■ Instructions for the task ■
Tally the lines of the data that include the word "Disziplin" and state the total, nothing else.
★ ★ ★ ★
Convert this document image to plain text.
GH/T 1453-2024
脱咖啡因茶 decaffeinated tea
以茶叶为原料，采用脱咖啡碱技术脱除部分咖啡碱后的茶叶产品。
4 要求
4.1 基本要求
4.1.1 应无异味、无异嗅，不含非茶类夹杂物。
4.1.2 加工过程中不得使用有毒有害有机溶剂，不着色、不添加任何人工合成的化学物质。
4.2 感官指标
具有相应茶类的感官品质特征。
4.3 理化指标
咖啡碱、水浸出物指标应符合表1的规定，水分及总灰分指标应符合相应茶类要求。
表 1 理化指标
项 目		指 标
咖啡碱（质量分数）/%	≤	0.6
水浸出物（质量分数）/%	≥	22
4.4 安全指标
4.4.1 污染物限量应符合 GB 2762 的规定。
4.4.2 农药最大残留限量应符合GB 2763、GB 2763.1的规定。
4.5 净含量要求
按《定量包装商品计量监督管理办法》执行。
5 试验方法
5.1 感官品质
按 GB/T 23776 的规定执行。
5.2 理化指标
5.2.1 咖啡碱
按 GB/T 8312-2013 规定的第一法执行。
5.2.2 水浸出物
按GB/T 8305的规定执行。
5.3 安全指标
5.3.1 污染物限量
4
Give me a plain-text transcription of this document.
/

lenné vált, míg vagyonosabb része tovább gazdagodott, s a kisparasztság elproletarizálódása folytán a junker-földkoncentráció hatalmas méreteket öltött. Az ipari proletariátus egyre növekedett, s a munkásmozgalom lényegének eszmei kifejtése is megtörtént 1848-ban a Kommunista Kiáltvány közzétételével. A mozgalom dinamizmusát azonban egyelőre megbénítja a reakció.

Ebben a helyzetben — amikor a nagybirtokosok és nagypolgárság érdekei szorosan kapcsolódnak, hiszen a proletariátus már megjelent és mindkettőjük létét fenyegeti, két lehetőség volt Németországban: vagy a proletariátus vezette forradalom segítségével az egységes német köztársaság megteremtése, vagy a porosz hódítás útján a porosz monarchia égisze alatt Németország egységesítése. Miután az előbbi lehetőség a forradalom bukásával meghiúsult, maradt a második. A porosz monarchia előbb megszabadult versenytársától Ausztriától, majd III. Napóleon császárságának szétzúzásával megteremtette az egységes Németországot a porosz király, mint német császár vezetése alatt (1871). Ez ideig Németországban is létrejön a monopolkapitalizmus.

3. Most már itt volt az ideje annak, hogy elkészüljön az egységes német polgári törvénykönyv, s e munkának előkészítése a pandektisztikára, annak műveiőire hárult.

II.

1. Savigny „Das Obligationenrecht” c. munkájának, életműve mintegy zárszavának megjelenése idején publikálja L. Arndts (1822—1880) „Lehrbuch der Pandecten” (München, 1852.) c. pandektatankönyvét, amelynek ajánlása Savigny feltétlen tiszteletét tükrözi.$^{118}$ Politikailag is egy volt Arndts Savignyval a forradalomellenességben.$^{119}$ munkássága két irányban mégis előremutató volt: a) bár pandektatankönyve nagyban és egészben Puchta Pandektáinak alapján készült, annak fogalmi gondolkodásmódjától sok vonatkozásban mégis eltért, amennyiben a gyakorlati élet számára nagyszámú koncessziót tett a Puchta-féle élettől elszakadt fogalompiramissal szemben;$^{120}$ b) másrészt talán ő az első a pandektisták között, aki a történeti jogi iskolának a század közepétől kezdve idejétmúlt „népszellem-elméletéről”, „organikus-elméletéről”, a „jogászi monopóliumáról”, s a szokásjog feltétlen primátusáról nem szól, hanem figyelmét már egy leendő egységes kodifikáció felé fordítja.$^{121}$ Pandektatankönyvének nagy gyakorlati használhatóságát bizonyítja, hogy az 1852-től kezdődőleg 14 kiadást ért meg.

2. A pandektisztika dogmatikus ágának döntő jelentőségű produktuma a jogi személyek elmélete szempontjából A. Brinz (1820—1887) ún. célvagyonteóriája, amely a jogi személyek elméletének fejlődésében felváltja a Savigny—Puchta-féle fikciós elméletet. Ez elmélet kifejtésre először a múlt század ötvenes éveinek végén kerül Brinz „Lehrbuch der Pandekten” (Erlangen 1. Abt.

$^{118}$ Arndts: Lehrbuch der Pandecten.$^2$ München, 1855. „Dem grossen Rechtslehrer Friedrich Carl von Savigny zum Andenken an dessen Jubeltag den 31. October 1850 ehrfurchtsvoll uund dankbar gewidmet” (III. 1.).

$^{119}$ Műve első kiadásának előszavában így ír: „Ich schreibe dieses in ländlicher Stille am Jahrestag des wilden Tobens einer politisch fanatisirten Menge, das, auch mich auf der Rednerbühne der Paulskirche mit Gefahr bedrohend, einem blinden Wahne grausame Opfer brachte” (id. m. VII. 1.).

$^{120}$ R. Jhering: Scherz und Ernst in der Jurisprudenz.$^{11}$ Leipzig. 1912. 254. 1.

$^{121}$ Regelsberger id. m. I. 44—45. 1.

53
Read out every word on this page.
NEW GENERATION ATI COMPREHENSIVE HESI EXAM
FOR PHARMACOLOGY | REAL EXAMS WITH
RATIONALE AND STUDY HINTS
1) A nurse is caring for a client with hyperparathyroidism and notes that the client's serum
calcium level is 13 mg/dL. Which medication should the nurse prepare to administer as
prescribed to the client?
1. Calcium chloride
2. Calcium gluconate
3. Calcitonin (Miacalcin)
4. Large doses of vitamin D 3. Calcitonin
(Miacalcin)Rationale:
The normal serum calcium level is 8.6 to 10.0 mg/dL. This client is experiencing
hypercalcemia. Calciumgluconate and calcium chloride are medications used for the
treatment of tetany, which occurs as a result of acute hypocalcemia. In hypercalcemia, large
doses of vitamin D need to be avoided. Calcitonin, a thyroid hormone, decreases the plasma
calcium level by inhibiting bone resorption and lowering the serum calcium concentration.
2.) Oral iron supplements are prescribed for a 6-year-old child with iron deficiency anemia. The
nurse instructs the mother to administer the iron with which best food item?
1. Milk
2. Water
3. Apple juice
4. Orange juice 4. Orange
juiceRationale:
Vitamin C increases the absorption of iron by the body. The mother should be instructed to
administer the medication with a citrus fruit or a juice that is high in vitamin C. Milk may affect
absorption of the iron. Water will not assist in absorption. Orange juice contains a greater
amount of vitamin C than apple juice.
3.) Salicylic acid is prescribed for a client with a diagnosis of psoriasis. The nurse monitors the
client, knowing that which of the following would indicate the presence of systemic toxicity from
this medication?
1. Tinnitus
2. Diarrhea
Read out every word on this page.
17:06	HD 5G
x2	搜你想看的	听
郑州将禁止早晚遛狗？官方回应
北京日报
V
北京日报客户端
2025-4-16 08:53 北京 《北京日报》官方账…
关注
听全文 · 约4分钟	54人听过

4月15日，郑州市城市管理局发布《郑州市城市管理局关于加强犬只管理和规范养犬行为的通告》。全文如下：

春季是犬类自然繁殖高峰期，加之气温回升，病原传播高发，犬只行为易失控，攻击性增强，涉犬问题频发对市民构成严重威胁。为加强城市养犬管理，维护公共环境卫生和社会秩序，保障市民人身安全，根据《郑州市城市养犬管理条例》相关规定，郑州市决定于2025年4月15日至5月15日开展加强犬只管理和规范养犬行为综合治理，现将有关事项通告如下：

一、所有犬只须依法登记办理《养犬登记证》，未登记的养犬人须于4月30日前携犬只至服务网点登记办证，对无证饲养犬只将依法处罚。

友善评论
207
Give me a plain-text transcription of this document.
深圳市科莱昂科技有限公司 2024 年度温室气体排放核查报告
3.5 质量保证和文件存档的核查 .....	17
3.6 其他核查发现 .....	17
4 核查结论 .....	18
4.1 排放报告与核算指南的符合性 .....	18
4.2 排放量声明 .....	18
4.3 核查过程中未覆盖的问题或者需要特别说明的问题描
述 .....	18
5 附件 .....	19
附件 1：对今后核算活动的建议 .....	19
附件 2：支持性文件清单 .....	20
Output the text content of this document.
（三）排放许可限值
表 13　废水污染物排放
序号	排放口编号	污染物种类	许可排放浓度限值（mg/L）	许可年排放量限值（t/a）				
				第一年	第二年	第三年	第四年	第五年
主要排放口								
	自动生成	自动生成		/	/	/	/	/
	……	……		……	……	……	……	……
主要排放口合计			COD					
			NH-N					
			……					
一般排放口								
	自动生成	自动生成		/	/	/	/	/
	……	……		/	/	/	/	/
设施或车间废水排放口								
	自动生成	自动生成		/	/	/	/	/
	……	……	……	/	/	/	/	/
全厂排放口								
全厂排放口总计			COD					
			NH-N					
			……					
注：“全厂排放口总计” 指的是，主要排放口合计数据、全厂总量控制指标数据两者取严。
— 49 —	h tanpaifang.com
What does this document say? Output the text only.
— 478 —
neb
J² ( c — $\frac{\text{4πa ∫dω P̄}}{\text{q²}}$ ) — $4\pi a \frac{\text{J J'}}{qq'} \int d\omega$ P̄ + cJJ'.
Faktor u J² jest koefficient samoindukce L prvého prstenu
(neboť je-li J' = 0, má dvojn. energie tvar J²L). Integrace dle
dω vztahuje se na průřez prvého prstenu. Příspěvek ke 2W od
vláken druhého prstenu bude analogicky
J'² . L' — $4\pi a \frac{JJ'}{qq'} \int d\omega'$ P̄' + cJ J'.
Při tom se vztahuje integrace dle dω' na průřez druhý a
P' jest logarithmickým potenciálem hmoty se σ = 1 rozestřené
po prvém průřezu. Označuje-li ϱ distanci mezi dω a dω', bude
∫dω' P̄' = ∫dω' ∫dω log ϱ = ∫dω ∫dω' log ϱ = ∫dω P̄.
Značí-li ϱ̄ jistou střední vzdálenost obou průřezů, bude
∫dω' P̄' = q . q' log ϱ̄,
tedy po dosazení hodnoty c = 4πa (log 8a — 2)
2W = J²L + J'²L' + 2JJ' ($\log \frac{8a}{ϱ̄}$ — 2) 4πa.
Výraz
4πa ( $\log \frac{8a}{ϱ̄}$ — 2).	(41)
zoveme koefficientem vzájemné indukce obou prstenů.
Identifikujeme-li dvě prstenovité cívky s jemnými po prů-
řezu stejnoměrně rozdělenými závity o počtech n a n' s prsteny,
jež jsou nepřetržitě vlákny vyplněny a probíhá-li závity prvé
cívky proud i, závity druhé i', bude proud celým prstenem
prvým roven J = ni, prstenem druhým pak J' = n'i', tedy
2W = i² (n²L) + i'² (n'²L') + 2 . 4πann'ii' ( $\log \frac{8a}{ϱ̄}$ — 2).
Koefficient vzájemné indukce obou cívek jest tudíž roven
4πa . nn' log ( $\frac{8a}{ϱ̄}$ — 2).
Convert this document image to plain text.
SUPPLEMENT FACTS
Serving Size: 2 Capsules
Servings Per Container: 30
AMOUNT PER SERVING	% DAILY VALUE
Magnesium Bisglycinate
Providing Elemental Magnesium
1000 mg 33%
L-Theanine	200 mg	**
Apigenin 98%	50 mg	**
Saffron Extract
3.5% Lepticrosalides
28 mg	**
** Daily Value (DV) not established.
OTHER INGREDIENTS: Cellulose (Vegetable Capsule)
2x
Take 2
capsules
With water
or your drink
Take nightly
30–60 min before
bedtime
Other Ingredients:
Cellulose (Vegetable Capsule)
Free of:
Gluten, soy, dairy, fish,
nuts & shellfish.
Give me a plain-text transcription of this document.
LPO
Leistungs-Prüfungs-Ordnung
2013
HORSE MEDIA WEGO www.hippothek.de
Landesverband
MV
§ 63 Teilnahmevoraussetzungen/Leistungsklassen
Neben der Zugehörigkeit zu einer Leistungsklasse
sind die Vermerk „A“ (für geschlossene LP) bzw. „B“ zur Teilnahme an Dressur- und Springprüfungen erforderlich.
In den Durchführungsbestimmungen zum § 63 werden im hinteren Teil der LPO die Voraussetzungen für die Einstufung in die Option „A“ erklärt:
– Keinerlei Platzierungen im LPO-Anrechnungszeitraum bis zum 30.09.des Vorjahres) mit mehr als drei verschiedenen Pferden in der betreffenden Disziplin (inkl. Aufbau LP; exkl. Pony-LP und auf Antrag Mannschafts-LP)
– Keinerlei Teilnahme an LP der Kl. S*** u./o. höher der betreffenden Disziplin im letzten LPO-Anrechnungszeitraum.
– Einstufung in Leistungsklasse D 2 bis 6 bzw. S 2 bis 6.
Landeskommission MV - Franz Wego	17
★ ★ ★ ★
■ Final result ■
2